THE PROBLEM:
Reproduce every line of the items below character for character, changing nothing.

--- Begin ---

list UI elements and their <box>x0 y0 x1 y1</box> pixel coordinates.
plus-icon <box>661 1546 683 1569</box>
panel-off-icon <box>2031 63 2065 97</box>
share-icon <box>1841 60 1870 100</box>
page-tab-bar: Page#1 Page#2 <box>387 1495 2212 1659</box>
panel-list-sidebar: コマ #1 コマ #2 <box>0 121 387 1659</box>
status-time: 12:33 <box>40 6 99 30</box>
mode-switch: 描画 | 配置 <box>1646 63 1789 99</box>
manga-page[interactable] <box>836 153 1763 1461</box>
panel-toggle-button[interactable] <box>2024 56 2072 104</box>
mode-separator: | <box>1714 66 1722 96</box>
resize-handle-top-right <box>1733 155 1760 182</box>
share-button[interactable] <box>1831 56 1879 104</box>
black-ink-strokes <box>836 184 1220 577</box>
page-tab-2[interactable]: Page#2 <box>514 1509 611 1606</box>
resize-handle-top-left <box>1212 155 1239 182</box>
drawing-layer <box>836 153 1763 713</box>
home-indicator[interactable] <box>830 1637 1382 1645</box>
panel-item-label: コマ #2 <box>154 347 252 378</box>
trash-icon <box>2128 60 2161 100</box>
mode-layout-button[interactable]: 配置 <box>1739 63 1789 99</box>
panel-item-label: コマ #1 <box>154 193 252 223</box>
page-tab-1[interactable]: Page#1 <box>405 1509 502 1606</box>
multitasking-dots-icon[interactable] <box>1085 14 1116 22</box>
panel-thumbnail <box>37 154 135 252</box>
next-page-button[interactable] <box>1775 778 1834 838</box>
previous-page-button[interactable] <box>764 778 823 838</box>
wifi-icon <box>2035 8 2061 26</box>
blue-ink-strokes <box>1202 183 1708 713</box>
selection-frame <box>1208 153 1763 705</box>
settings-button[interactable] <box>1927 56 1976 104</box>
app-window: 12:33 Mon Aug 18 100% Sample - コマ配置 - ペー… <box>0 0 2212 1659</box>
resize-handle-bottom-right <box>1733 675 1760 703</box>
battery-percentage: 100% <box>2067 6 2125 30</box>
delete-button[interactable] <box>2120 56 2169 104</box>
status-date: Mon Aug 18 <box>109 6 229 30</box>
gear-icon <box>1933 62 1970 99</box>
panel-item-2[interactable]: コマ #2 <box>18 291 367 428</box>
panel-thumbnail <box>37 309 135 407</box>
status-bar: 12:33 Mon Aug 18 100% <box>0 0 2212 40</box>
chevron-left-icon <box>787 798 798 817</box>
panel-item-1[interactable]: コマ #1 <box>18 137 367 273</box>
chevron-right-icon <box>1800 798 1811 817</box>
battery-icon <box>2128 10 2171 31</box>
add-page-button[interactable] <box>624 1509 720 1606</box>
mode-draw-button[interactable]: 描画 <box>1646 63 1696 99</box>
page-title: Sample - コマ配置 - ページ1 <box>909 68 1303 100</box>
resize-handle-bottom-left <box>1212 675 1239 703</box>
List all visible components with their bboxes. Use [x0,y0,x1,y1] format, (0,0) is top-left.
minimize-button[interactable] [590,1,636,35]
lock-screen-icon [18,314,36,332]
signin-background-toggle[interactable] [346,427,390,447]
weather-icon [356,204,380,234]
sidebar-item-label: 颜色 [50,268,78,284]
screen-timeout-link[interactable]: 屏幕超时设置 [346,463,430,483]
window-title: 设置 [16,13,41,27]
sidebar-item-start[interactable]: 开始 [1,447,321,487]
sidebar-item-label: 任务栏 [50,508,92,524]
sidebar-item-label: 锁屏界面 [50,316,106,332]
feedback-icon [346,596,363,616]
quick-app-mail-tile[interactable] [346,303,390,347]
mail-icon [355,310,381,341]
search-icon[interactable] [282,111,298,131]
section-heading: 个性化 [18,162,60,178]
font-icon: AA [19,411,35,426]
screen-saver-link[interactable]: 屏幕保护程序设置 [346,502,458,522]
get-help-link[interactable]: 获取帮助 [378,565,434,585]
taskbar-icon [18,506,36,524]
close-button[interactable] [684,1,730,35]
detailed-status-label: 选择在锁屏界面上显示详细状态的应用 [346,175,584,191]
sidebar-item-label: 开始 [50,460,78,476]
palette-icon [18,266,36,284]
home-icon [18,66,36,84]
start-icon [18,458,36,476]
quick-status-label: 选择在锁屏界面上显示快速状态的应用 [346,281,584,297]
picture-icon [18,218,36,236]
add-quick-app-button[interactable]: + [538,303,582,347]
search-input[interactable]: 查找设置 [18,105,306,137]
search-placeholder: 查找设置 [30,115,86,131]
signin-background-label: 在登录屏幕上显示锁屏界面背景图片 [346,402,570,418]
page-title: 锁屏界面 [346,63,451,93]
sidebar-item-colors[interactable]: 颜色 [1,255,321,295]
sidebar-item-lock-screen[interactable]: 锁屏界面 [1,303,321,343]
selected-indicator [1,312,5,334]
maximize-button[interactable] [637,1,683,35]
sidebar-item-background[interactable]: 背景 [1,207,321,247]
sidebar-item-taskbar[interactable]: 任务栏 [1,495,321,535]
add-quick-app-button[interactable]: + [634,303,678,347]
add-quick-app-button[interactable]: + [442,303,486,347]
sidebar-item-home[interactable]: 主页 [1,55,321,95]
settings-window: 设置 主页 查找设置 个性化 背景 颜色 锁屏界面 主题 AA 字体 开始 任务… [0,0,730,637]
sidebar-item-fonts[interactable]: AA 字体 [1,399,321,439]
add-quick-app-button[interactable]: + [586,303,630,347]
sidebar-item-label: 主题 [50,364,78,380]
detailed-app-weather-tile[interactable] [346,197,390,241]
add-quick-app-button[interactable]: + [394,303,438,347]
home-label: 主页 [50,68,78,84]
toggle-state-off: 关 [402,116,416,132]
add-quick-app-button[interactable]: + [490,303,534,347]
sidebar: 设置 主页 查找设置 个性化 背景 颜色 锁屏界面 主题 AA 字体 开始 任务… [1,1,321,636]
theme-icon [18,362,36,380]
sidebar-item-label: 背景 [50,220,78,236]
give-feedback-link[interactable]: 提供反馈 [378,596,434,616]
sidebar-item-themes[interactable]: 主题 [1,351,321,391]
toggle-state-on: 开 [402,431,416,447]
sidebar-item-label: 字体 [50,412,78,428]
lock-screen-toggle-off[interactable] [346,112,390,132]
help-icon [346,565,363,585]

--- End ---

REPLY:
list UI elements and their <box>x0 y0 x1 y1</box> pixel coordinates.
plus-icon <box>661 1546 683 1569</box>
panel-off-icon <box>2031 63 2065 97</box>
share-icon <box>1841 60 1870 100</box>
page-tab-bar: Page#1 Page#2 <box>387 1495 2212 1659</box>
panel-list-sidebar: コマ #1 コマ #2 <box>0 121 387 1659</box>
status-time: 12:33 <box>40 6 99 30</box>
mode-switch: 描画 | 配置 <box>1646 63 1789 99</box>
manga-page[interactable] <box>836 153 1763 1461</box>
panel-toggle-button[interactable] <box>2024 56 2072 104</box>
mode-separator: | <box>1714 66 1722 96</box>
resize-handle-top-right <box>1733 155 1760 182</box>
share-button[interactable] <box>1831 56 1879 104</box>
black-ink-strokes <box>836 184 1220 577</box>
page-tab-2[interactable]: Page#2 <box>514 1509 611 1606</box>
resize-handle-top-left <box>1212 155 1239 182</box>
drawing-layer <box>836 153 1763 713</box>
home-indicator[interactable] <box>830 1637 1382 1645</box>
panel-item-label: コマ #2 <box>154 347 252 378</box>
trash-icon <box>2128 60 2161 100</box>
mode-layout-button[interactable]: 配置 <box>1739 63 1789 99</box>
panel-item-label: コマ #1 <box>154 193 252 223</box>
page-tab-1[interactable]: Page#1 <box>405 1509 502 1606</box>
multitasking-dots-icon[interactable] <box>1085 14 1116 22</box>
panel-thumbnail <box>37 154 135 252</box>
next-page-button[interactable] <box>1775 778 1834 838</box>
previous-page-button[interactable] <box>764 778 823 838</box>
wifi-icon <box>2035 8 2061 26</box>
blue-ink-strokes <box>1202 183 1708 713</box>
selection-frame <box>1208 153 1763 705</box>
settings-button[interactable] <box>1927 56 1976 104</box>
app-window: 12:33 Mon Aug 18 100% Sample - コマ配置 - ペー… <box>0 0 2212 1659</box>
resize-handle-bottom-right <box>1733 675 1760 703</box>
battery-percentage: 100% <box>2067 6 2125 30</box>
delete-button[interactable] <box>2120 56 2169 104</box>
status-date: Mon Aug 18 <box>109 6 229 30</box>
gear-icon <box>1933 62 1970 99</box>
panel-item-2[interactable]: コマ #2 <box>18 291 367 428</box>
panel-thumbnail <box>37 309 135 407</box>
status-bar: 12:33 Mon Aug 18 100% <box>0 0 2212 40</box>
chevron-left-icon <box>787 798 798 817</box>
panel-item-1[interactable]: コマ #1 <box>18 137 367 273</box>
chevron-right-icon <box>1800 798 1811 817</box>
battery-icon <box>2128 10 2171 31</box>
add-page-button[interactable] <box>624 1509 720 1606</box>
mode-draw-button[interactable]: 描画 <box>1646 63 1696 99</box>
page-title: Sample - コマ配置 - ページ1 <box>909 68 1303 100</box>
resize-handle-bottom-left <box>1212 675 1239 703</box>
List all visible components with their bboxes. Use [x0,y0,x1,y1] format, (0,0) is top-left.
minimize-button[interactable] [590,1,636,35]
lock-screen-icon [18,314,36,332]
signin-background-toggle[interactable] [346,427,390,447]
weather-icon [356,204,380,234]
sidebar-item-label: 颜色 [50,268,78,284]
screen-timeout-link[interactable]: 屏幕超时设置 [346,463,430,483]
window-title: 设置 [16,13,41,27]
sidebar-item-start[interactable]: 开始 [1,447,321,487]
sidebar-item-label: 任务栏 [50,508,92,524]
sidebar-item-label: 锁屏界面 [50,316,106,332]
feedback-icon [346,596,363,616]
quick-app-mail-tile[interactable] [346,303,390,347]
mail-icon [355,310,381,341]
search-icon[interactable] [282,111,298,131]
section-heading: 个性化 [18,162,60,178]
font-icon: AA [19,411,35,426]
screen-saver-link[interactable]: 屏幕保护程序设置 [346,502,458,522]
get-help-link[interactable]: 获取帮助 [378,565,434,585]
taskbar-icon [18,506,36,524]
close-button[interactable] [684,1,730,35]
detailed-status-label: 选择在锁屏界面上显示详细状态的应用 [346,175,584,191]
sidebar-item-label: 开始 [50,460,78,476]
palette-icon [18,266,36,284]
home-icon [18,66,36,84]
start-icon [18,458,36,476]
quick-status-label: 选择在锁屏界面上显示快速状态的应用 [346,281,584,297]
picture-icon [18,218,36,236]
add-quick-app-button[interactable]: + [538,303,582,347]
search-input[interactable]: 查找设置 [18,105,306,137]
search-placeholder: 查找设置 [30,115,86,131]
signin-background-label: 在登录屏幕上显示锁屏界面背景图片 [346,402,570,418]
page-title: 锁屏界面 [346,63,451,93]
sidebar-item-colors[interactable]: 颜色 [1,255,321,295]
sidebar-item-lock-screen[interactable]: 锁屏界面 [1,303,321,343]
selected-indicator [1,312,5,334]
maximize-button[interactable] [637,1,683,35]
sidebar-item-background[interactable]: 背景 [1,207,321,247]
sidebar-item-taskbar[interactable]: 任务栏 [1,495,321,535]
add-quick-app-button[interactable]: + [634,303,678,347]
add-quick-app-button[interactable]: + [442,303,486,347]
sidebar-item-home[interactable]: 主页 [1,55,321,95]
settings-window: 设置 主页 查找设置 个性化 背景 颜色 锁屏界面 主题 AA 字体 开始 任务… [0,0,730,637]
sidebar-item-fonts[interactable]: AA 字体 [1,399,321,439]
add-quick-app-button[interactable]: + [586,303,630,347]
sidebar-item-label: 主题 [50,364,78,380]
detailed-app-weather-tile[interactable] [346,197,390,241]
add-quick-app-button[interactable]: + [394,303,438,347]
home-label: 主页 [50,68,78,84]
toggle-state-off: 关 [402,116,416,132]
add-quick-app-button[interactable]: + [490,303,534,347]
sidebar: 设置 主页 查找设置 个性化 背景 颜色 锁屏界面 主题 AA 字体 开始 任务… [1,1,321,636]
theme-icon [18,362,36,380]
sidebar-item-label: 背景 [50,220,78,236]
give-feedback-link[interactable]: 提供反馈 [378,596,434,616]
sidebar-item-themes[interactable]: 主题 [1,351,321,391]
toggle-state-on: 开 [402,431,416,447]
sidebar-item-label: 字体 [50,412,78,428]
lock-screen-toggle-off[interactable] [346,112,390,132]
help-icon [346,565,363,585]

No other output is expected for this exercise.